SET TASK:
Some lines in the records below may hold the word "this"; give the number of those lines and nothing else.

DATA FOR THE TASK:
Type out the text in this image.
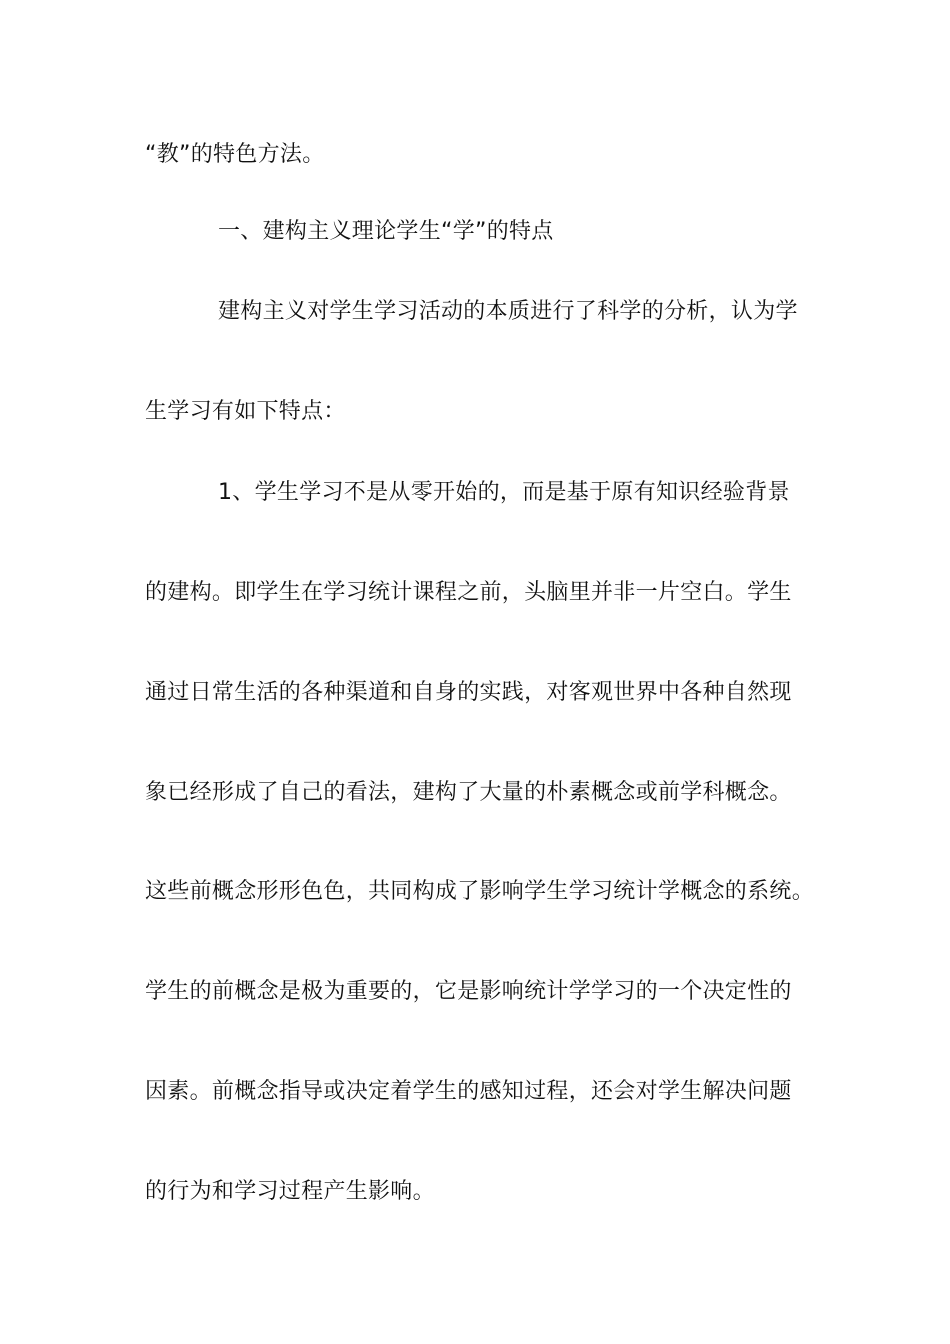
“教”的特色方法。
一、建构主义理论学生“学”的特点
建构主义对学生学习活动的本质进行了科学的分析，认为学
生学习有如下特点：
1、学生学习不是从零开始的，而是基于原有知识经验背景
的建构。即学生在学习统计课程之前，头脑里并非一片空白。学生
通过日常生活的各种渠道和自身的实践，对客观世界中各种自然现
象已经形成了自己的看法，建构了大量的朴素概念或前学科概念。
这些前概念形形色色，共同构成了影响学生学习统计学概念的系统。
学生的前概念是极为重要的，它是影响统计学学习的一个决定性的
因素。前概念指导或决定着学生的感知过程，还会对学生解决问题
的行为和学习过程产生影响。
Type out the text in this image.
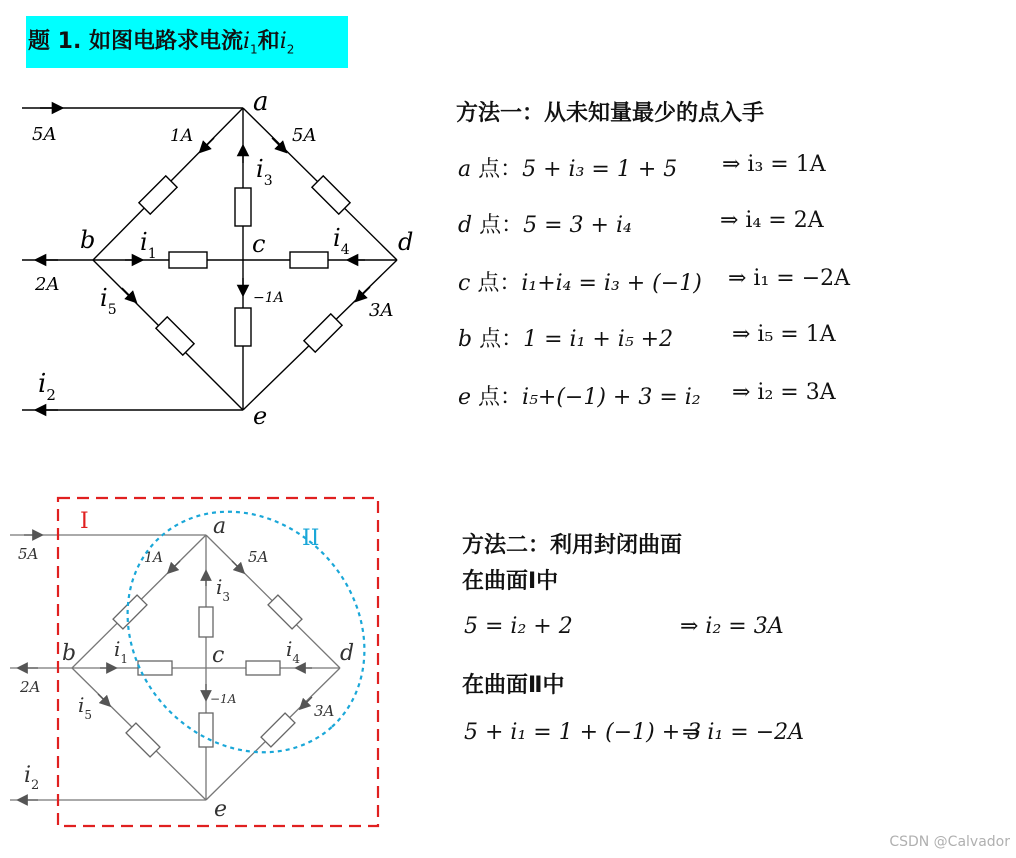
题 1. 如图电路求电流$i_1$和$i_2$
a
b	c	d
e
5A	1A	5A
$i_3$
$i_1$
$i_4$
−1A
3A
$i_5$
2A
$i_2$
a
b	c	d
e
5A	1A	5A
$i_3$
$i_1$	$i_4$
−1A
3A
$i_5$
2A
$i_2$
I
II
方法一：从未知量最少的点入手
a 点：5 + i₃ = 1 + 5 ⇒ i₃ = 1A
d 点：5 = 3 + i₄	⇒ i₄ = 2A
c 点：i₁+i₄ = i₃ + (−1) ⇒ i₁ = −2A
b 点：1 = i₁ + i₅ +2	⇒ i₅ = 1A
e 点：i₅+(−1) + 3 = i₂ ⇒ i₂ = 3A
方法二：利用封闭曲面
在曲面Ⅰ中
5 = i₂ + 2	⇒ i₂ = 3A
在曲面Ⅱ中
5 + i₁ = 1 + (−1) + 3
⇒ i₁ = −2A
CSDN @Calvador
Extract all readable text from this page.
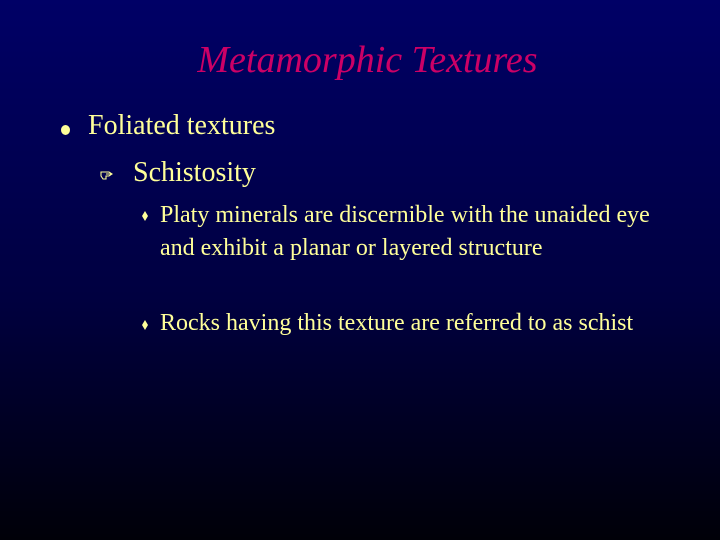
Metamorphic Textures
Foliated textures
Schistosity
Platy minerals are discernible with the unaided eye and exhibit a planar or layered structure
Rocks having this texture are referred to as schist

WRITTEN RESPONSE:
4